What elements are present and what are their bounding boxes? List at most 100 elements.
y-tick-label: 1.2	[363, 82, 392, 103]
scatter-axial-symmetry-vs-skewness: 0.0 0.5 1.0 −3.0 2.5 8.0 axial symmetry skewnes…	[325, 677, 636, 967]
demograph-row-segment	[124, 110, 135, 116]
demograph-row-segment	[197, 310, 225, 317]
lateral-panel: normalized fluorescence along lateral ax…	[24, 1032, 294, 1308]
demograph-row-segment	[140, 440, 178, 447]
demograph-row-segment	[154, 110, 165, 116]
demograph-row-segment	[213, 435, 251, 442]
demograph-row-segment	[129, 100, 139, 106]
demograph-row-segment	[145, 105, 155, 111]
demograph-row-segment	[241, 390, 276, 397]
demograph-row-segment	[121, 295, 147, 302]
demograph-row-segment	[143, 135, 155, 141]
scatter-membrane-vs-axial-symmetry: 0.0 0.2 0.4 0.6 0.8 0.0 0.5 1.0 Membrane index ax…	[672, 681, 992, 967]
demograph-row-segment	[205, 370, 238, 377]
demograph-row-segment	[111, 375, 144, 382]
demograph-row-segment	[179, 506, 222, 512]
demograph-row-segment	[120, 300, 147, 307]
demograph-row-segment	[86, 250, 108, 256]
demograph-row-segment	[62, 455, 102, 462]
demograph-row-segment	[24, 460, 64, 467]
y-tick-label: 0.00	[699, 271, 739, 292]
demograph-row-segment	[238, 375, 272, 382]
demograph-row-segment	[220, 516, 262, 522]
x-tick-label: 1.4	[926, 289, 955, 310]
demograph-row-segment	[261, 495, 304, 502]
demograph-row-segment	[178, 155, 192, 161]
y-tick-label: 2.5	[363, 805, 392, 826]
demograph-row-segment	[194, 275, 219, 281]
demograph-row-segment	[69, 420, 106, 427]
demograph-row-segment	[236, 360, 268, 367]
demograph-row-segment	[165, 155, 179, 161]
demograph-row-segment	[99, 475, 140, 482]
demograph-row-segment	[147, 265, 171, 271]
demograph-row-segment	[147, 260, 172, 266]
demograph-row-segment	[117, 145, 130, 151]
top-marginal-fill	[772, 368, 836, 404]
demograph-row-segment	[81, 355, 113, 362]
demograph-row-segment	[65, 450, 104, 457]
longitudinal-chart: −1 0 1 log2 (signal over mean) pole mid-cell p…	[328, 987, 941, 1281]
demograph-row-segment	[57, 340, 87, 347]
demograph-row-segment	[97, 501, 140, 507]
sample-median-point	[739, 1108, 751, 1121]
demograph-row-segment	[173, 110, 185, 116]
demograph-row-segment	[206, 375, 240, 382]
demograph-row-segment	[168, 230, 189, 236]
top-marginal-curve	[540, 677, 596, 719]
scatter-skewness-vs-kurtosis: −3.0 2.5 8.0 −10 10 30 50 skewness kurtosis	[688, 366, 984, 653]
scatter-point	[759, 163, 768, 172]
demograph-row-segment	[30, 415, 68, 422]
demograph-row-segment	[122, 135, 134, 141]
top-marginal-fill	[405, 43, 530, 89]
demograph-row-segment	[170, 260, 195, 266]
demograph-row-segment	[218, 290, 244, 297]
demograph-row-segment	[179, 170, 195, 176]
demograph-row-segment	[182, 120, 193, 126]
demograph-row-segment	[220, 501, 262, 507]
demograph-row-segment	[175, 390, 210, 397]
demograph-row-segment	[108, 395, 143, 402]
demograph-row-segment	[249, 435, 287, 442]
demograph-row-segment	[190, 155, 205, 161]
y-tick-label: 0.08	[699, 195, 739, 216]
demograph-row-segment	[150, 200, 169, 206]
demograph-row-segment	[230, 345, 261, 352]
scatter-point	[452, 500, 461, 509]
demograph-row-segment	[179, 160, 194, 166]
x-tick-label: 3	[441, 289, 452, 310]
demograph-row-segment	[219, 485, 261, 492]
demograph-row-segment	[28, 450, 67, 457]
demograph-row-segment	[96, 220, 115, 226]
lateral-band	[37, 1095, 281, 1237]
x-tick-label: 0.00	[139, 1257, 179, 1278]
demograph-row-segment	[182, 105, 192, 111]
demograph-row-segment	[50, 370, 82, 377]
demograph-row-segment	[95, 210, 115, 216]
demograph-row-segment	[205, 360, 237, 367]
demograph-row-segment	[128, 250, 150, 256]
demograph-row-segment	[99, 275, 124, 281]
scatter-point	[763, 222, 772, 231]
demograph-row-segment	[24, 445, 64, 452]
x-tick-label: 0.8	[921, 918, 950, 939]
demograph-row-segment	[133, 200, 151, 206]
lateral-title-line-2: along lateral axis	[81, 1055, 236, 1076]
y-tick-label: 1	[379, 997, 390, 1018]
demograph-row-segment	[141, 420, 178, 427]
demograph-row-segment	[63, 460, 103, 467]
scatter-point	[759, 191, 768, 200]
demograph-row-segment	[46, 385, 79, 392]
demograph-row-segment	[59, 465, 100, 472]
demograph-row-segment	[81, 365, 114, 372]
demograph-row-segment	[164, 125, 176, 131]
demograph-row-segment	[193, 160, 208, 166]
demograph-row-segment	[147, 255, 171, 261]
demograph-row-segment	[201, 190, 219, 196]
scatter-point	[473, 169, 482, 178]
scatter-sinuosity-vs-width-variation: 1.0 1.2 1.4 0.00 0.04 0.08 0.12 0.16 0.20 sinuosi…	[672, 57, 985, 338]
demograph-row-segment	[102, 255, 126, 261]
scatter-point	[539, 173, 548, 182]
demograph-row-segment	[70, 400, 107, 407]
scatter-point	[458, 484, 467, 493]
---
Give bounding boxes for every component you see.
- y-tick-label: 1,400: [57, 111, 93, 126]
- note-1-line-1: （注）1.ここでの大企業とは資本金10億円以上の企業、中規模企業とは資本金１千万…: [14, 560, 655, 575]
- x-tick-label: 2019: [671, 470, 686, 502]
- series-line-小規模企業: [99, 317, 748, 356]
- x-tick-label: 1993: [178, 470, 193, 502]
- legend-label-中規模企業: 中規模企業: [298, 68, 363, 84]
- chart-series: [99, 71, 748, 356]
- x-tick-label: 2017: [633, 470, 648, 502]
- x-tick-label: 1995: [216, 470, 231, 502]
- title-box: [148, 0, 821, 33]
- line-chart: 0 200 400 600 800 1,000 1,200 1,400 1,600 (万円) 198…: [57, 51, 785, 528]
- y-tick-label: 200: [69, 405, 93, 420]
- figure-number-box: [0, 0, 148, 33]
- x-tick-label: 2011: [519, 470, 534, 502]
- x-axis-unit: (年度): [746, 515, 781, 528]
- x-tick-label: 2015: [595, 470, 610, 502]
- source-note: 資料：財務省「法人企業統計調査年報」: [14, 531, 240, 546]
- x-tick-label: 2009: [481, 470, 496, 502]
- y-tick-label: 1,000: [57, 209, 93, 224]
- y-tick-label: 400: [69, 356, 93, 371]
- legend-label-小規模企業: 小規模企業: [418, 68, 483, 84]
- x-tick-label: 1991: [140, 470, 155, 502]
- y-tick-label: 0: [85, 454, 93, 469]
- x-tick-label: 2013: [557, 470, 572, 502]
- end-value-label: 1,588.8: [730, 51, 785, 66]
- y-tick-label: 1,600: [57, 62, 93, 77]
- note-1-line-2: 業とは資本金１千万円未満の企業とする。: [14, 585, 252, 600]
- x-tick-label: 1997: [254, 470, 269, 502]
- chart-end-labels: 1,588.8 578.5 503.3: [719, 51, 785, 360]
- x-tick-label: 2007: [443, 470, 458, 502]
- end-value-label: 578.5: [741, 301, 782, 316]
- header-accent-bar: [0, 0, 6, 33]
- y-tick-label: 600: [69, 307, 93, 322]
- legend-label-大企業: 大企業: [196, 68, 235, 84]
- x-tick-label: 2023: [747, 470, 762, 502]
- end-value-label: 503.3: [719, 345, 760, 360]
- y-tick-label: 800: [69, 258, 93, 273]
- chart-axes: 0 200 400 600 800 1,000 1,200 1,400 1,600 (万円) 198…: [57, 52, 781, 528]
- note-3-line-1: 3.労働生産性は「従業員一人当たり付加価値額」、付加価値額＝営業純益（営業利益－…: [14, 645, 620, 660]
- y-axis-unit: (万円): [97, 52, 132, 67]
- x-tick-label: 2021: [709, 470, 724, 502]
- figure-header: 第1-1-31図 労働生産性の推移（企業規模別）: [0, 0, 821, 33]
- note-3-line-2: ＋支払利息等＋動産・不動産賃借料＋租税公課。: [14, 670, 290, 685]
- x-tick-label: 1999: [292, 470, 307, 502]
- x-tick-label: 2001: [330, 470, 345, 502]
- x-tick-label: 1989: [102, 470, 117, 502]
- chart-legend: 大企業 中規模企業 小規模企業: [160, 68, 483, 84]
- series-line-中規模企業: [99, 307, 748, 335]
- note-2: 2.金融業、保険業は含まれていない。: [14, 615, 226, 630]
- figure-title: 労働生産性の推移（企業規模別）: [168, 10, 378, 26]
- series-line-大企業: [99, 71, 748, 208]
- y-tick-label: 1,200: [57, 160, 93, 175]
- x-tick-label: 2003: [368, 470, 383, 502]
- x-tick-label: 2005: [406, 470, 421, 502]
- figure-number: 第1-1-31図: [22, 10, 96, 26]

### INSTRUCTIONS TO FOLLOW
Collect every line of the records that contains the string "skewness" and copy each of those lines in full.

### EXPECTED ANSWER
scatter-axial-symmetry-vs-skewness: 0.0 0.5 1.0 −3.0 2.5 8.0 axial symmetry skewnes…	[325, 677, 636, 967]
scatter-skewness-vs-kurtosis: −3.0 2.5 8.0 −10 10 30 50 skewness kurtosis	[688, 366, 984, 653]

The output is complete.